# SUPPLIED MATERIAL
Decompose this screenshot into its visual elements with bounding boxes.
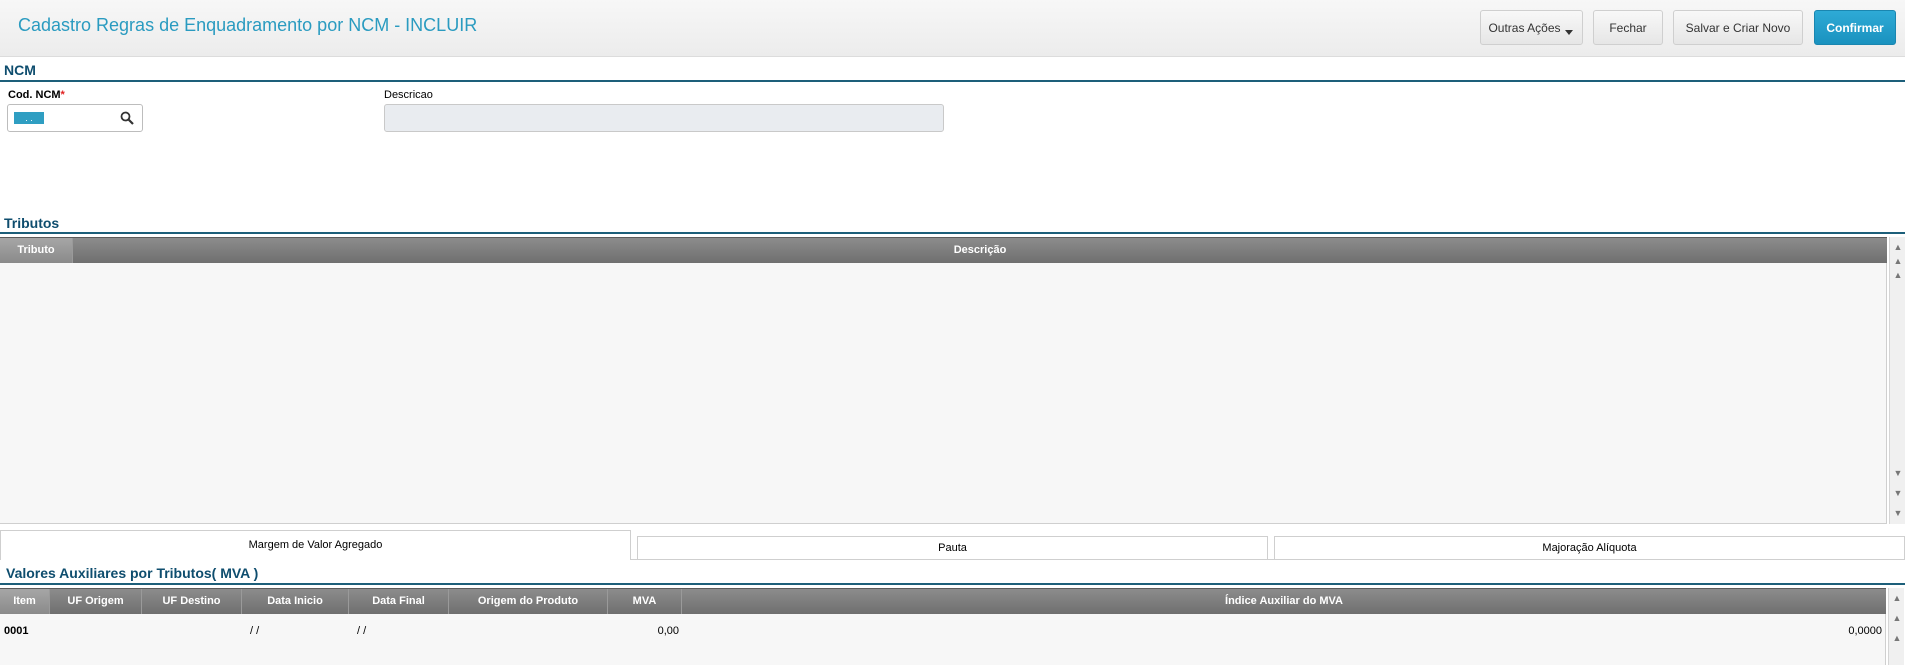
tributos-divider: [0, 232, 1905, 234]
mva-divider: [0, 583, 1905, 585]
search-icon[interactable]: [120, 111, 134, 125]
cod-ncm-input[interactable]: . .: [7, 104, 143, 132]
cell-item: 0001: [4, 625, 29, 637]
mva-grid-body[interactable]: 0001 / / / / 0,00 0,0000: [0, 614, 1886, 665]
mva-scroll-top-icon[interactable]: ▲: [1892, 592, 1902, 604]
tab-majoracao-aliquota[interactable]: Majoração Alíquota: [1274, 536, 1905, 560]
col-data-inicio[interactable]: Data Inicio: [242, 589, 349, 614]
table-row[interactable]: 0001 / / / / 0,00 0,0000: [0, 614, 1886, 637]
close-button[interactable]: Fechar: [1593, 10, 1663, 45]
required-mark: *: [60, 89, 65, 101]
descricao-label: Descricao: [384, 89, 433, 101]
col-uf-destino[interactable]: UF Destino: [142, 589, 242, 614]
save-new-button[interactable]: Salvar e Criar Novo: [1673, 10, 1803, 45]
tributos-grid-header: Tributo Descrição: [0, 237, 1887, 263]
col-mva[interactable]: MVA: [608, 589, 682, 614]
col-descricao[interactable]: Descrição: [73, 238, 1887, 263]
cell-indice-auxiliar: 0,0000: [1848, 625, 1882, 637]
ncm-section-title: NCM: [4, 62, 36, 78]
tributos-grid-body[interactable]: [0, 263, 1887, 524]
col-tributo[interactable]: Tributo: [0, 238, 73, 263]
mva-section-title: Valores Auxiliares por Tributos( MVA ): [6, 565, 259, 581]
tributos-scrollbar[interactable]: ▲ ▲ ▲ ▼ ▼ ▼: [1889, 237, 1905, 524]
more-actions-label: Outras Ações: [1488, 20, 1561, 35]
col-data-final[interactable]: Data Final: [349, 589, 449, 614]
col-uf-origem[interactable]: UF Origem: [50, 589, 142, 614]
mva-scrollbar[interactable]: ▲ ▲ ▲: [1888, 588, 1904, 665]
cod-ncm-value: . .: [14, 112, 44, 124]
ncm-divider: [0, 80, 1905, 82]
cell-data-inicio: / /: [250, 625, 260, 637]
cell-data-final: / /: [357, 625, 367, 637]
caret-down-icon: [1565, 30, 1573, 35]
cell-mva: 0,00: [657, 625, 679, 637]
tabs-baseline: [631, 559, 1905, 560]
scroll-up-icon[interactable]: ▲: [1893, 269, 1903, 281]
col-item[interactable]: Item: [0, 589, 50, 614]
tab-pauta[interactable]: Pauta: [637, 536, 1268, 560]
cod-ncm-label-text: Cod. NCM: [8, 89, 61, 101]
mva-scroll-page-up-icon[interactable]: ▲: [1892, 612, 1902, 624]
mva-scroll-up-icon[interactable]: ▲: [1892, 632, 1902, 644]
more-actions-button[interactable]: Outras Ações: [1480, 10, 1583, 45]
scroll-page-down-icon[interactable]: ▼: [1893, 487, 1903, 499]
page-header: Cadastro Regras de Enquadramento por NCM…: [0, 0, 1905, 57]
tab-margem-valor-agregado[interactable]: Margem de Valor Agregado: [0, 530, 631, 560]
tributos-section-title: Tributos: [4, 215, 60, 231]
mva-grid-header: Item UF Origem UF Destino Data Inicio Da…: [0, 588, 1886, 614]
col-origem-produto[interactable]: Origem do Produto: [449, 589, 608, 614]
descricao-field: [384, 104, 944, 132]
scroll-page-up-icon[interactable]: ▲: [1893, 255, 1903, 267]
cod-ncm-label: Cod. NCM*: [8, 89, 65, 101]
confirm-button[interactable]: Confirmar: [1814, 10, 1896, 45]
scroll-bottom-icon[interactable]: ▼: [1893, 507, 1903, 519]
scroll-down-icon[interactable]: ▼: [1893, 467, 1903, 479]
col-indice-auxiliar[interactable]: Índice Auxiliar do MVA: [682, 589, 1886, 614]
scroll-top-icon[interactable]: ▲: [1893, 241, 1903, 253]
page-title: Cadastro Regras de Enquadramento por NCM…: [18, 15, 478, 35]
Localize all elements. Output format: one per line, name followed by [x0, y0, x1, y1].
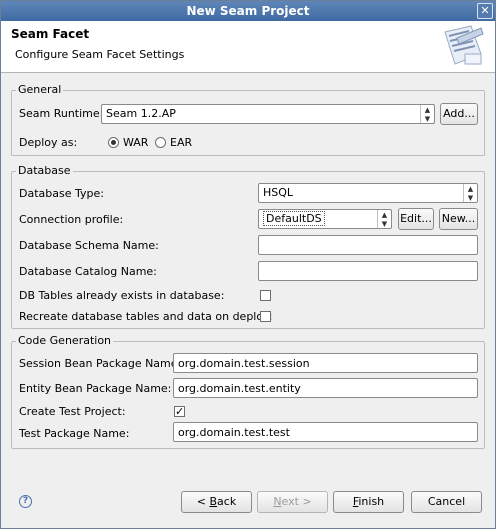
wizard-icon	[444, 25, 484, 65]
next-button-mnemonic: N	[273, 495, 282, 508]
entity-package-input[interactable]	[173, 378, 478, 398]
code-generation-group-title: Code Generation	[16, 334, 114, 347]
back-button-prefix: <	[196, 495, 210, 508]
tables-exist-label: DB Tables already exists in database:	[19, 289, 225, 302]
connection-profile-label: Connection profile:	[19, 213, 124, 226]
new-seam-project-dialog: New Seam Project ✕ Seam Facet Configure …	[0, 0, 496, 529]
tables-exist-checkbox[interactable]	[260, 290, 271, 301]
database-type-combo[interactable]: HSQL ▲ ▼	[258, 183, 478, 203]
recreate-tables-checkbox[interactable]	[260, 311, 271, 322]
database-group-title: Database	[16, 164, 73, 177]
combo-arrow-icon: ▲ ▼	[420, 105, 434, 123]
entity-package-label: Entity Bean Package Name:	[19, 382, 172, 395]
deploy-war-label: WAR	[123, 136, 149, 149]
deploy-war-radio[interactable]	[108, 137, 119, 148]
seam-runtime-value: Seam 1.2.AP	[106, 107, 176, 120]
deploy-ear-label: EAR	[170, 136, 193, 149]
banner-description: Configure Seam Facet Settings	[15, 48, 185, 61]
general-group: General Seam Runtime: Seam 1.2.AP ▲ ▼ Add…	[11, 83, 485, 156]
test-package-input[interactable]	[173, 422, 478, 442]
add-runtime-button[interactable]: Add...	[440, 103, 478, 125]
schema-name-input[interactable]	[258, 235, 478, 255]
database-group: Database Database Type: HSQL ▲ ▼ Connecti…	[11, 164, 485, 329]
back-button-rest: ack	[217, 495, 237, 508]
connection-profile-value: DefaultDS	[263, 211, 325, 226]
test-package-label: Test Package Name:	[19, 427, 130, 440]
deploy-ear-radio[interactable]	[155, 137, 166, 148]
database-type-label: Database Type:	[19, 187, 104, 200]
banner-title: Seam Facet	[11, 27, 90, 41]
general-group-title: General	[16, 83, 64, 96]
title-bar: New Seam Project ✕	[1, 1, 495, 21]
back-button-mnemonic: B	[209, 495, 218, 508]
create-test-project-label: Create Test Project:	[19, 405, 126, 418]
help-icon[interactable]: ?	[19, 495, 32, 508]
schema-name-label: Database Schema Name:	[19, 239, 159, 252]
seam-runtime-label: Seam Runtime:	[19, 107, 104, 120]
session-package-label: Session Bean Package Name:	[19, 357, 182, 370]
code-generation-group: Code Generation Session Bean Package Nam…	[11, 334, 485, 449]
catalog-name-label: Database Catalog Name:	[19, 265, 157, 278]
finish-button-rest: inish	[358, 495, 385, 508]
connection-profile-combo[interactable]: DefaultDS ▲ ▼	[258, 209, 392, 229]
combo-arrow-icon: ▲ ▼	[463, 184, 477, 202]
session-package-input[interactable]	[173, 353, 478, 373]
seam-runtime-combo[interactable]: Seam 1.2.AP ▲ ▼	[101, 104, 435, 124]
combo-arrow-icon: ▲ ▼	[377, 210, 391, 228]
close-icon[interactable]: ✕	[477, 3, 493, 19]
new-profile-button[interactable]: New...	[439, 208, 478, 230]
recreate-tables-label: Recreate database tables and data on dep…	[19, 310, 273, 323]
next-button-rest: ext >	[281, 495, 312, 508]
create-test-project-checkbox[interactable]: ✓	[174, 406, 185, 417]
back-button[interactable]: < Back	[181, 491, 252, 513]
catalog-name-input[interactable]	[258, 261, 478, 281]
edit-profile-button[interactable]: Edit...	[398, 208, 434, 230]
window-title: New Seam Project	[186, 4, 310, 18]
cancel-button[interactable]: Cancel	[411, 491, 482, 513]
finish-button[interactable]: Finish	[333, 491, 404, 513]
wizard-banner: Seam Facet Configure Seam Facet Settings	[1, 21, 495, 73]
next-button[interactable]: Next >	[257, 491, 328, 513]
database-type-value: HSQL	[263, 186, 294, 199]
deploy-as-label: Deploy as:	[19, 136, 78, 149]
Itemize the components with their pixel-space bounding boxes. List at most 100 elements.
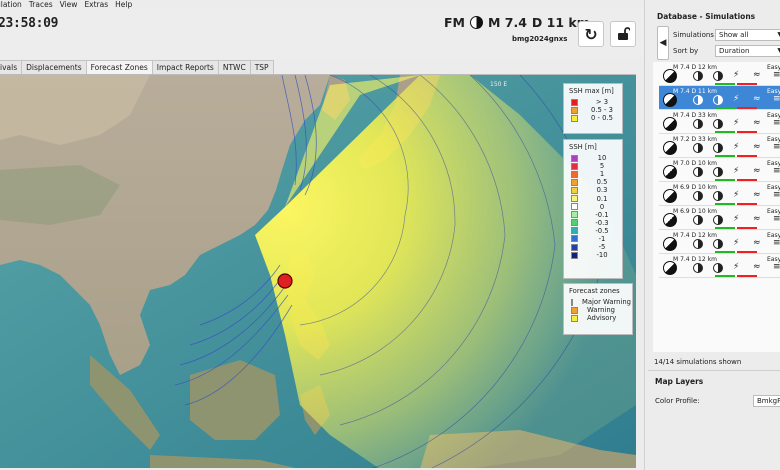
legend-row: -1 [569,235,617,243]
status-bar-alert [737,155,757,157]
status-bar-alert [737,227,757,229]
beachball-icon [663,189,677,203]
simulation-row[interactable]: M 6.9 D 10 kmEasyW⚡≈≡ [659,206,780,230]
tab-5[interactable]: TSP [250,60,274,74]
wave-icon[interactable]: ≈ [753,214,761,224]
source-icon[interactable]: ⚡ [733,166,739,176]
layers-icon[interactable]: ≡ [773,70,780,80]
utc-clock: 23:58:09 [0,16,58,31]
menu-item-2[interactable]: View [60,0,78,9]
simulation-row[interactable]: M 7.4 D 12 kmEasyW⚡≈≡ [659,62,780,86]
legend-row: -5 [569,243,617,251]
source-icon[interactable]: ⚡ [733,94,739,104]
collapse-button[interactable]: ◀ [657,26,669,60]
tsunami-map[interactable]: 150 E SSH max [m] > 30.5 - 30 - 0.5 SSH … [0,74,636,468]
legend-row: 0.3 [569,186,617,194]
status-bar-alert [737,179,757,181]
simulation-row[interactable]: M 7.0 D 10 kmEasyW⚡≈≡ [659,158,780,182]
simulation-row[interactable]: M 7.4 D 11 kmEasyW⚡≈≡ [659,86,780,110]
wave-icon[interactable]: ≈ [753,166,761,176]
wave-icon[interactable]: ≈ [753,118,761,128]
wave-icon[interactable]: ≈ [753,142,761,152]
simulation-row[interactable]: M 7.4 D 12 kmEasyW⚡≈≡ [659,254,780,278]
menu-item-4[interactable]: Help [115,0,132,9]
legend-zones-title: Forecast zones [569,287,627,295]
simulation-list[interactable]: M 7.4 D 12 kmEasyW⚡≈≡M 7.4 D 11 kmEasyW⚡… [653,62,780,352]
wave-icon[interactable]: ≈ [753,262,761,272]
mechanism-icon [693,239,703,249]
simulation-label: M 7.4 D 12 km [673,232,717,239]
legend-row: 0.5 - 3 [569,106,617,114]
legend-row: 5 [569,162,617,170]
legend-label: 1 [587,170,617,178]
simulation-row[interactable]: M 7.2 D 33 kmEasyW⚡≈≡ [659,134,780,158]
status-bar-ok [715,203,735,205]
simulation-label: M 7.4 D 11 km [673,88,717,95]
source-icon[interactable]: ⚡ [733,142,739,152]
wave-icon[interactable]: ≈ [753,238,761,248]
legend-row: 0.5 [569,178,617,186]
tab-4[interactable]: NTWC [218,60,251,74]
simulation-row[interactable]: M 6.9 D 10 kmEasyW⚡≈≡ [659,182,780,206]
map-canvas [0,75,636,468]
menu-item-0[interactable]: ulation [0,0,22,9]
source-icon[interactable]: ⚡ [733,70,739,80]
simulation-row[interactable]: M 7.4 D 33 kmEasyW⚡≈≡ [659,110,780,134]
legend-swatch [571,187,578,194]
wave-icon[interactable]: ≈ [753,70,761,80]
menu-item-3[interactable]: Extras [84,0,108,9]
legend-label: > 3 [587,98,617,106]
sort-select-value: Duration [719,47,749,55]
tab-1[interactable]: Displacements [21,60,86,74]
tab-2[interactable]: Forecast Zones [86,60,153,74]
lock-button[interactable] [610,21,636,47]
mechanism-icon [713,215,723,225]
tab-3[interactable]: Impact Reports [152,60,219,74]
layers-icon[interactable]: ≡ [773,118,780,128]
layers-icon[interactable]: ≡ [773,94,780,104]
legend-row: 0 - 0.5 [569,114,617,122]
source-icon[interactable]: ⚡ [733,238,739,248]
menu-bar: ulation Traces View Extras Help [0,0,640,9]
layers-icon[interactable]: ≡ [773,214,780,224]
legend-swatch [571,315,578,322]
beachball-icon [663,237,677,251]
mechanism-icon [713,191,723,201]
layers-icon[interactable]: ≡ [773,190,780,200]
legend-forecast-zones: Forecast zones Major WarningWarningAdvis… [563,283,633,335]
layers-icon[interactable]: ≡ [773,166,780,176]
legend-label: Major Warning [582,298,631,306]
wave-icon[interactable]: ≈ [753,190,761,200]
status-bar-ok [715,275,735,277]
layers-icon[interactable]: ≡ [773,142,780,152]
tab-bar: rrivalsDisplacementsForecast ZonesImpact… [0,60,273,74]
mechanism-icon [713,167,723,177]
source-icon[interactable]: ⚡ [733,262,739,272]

# WHAT THIS TASK INVOLVES
Reproduce the listing character for character, from the line containing "25, 484, 65]" down to the line containing "title-bar: New Seam", including both of those lines.

# SOLUTION FOR THIS EXERCISE
wizard-icon	[444, 25, 484, 65]
next-button-mnemonic: N	[273, 495, 282, 508]
entity-package-input[interactable]	[173, 378, 478, 398]
code-generation-group-title: Code Generation	[16, 334, 114, 347]
back-button-prefix: <	[196, 495, 210, 508]
tables-exist-label: DB Tables already exists in database:	[19, 289, 225, 302]
connection-profile-label: Connection profile:	[19, 213, 124, 226]
new-seam-project-dialog: New Seam Project ✕ Seam Facet Configure …	[0, 0, 496, 529]
tables-exist-checkbox[interactable]	[260, 290, 271, 301]
database-type-combo[interactable]: HSQL ▲ ▼	[258, 183, 478, 203]
recreate-tables-checkbox[interactable]	[260, 311, 271, 322]
database-group-title: Database	[16, 164, 73, 177]
combo-arrow-icon: ▲ ▼	[420, 105, 434, 123]
entity-package-label: Entity Bean Package Name:	[19, 382, 172, 395]
deploy-war-label: WAR	[123, 136, 149, 149]
deploy-war-radio[interactable]	[108, 137, 119, 148]
seam-runtime-value: Seam 1.2.AP	[106, 107, 176, 120]
deploy-ear-label: EAR	[170, 136, 193, 149]
banner-description: Configure Seam Facet Settings	[15, 48, 185, 61]
general-group: General Seam Runtime: Seam 1.2.AP ▲ ▼ Add…	[11, 83, 485, 156]
test-package-input[interactable]	[173, 422, 478, 442]
add-runtime-button[interactable]: Add...	[440, 103, 478, 125]
schema-name-input[interactable]	[258, 235, 478, 255]
database-group: Database Database Type: HSQL ▲ ▼ Connecti…	[11, 164, 485, 329]
back-button-rest: ack	[217, 495, 237, 508]
connection-profile-value: DefaultDS	[263, 211, 325, 226]
test-package-label: Test Package Name:	[19, 427, 130, 440]
deploy-ear-radio[interactable]	[155, 137, 166, 148]
database-type-label: Database Type:	[19, 187, 104, 200]
banner-title: Seam Facet	[11, 27, 90, 41]
general-group-title: General	[16, 83, 64, 96]
title-bar: New Seam Project ✕	[1, 1, 495, 21]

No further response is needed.